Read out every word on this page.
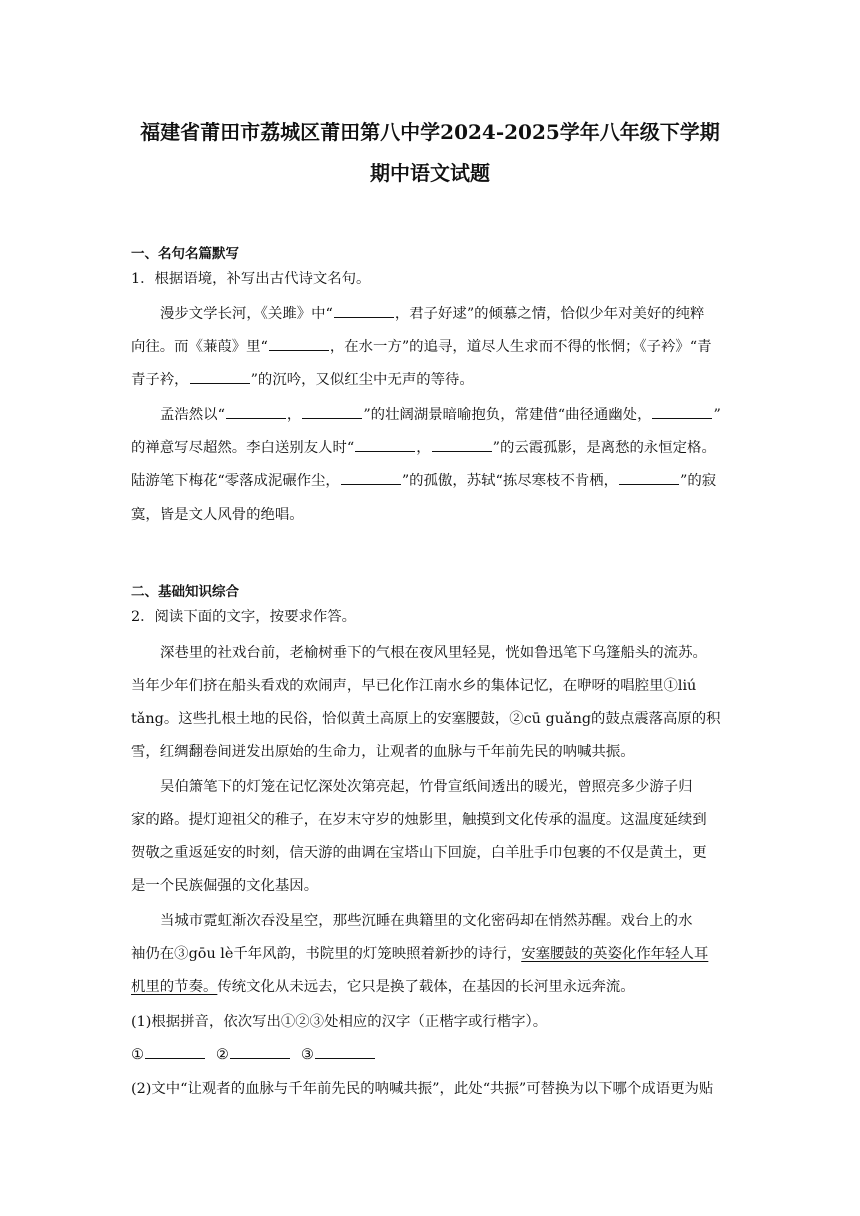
福建省莆田市荔城区莆田第八中学2024-2025学年八年级下学期
期中语文试题
一、名句名篇默写
1．根据语境，补写出古代诗文名句。
漫步文学长河，《关雎》中“	，君子好逑”的倾慕之情，恰似少年对美好的纯粹
向往。而《蒹葭》里“	，在水一方”的追寻，道尽人生求而不得的怅惘；《子衿》“青
青子衿，	”的沉吟，又似红尘中无声的等待。
孟浩然以“	，	”的壮阔湖景暗喻抱负，常建借“曲径通幽处，	”
的禅意写尽超然。李白送别友人时“	，	”的云霞孤影，是离愁的永恒定格。
陆游笔下梅花“零落成泥碾作尘，	”的孤傲，苏轼“拣尽寒枝不肯栖，	”的寂
寞，皆是文人风骨的绝唱。
二、基础知识综合
2．阅读下面的文字，按要求作答。
深巷里的社戏台前，老榆树垂下的气根在夜风里轻晃，恍如鲁迅笔下乌篷船头的流苏。
当年少年们挤在船头看戏的欢闹声，早已化作江南水乡的集体记忆，在咿呀的唱腔里①liú
tǎng。这些扎根土地的民俗，恰似黄土高原上的安塞腰鼓，②cū guǎng的鼓点震落高原的积
雪，红绸翻卷间迸发出原始的生命力，让观者的血脉与千年前先民的呐喊共振。
吴伯箫笔下的灯笼在记忆深处次第亮起，竹骨宣纸间透出的暖光，曾照亮多少游子归
家的路。提灯迎祖父的稚子，在岁末守岁的烛影里，触摸到文化传承的温度。这温度延续到
贺敬之重返延安的时刻，信天游的曲调在宝塔山下回旋，白羊肚手巾包裹的不仅是黄土，更
是一个民族倔强的文化基因。
当城市霓虹渐次吞没星空，那些沉睡在典籍里的文化密码却在悄然苏醒。戏台上的水
袖仍在③gōu lè千年风韵，书院里的灯笼映照着新抄的诗行， 安塞腰鼓的英姿化作年轻人耳
机里的节奏。 传统文化从未远去，它只是换了载体，在基因的长河里永远奔流。
(1)根据拼音，依次写出①②③处相应的汉字（正楷字或行楷字）。
①	②	③
(2)文中“让观者的血脉与千年前先民的呐喊共振”，此处“共振”可替换为以下哪个成语更为贴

▬▬▬

→ **WHAT YOU NEED TO DO**: Omit the pictures, then output the rest of the listing exactly.

→ **THE OUTPUT**:
Read out every word on this page.
福建省莆田市荔城区莆田第八中学2024-2025学年八年级下学期
期中语文试题
一、名句名篇默写
1．根据语境，补写出古代诗文名句。
漫步文学长河，《关雎》中“	，君子好逑”的倾慕之情，恰似少年对美好的纯粹
向往。而《蒹葭》里“	，在水一方”的追寻，道尽人生求而不得的怅惘；《子衿》“青
青子衿，	”的沉吟，又似红尘中无声的等待。
孟浩然以“	，	”的壮阔湖景暗喻抱负，常建借“曲径通幽处，	”
的禅意写尽超然。李白送别友人时“	，	”的云霞孤影，是离愁的永恒定格。
陆游笔下梅花“零落成泥碾作尘，	”的孤傲，苏轼“拣尽寒枝不肯栖，	”的寂
寞，皆是文人风骨的绝唱。
二、基础知识综合
2．阅读下面的文字，按要求作答。
深巷里的社戏台前，老榆树垂下的气根在夜风里轻晃，恍如鲁迅笔下乌篷船头的流苏。
当年少年们挤在船头看戏的欢闹声，早已化作江南水乡的集体记忆，在咿呀的唱腔里①liú
tǎng。这些扎根土地的民俗，恰似黄土高原上的安塞腰鼓，②cū guǎng的鼓点震落高原的积
雪，红绸翻卷间迸发出原始的生命力，让观者的血脉与千年前先民的呐喊共振。
吴伯箫笔下的灯笼在记忆深处次第亮起，竹骨宣纸间透出的暖光，曾照亮多少游子归
家的路。提灯迎祖父的稚子，在岁末守岁的烛影里，触摸到文化传承的温度。这温度延续到
贺敬之重返延安的时刻，信天游的曲调在宝塔山下回旋，白羊肚手巾包裹的不仅是黄土，更
是一个民族倔强的文化基因。
当城市霓虹渐次吞没星空，那些沉睡在典籍里的文化密码却在悄然苏醒。戏台上的水
袖仍在③gōu lè千年风韵，书院里的灯笼映照着新抄的诗行， 安塞腰鼓的英姿化作年轻人耳
机里的节奏。 传统文化从未远去，它只是换了载体，在基因的长河里永远奔流。
(1)根据拼音，依次写出①②③处相应的汉字（正楷字或行楷字）。
①	②	③
(2)文中“让观者的血脉与千年前先民的呐喊共振”，此处“共振”可替换为以下哪个成语更为贴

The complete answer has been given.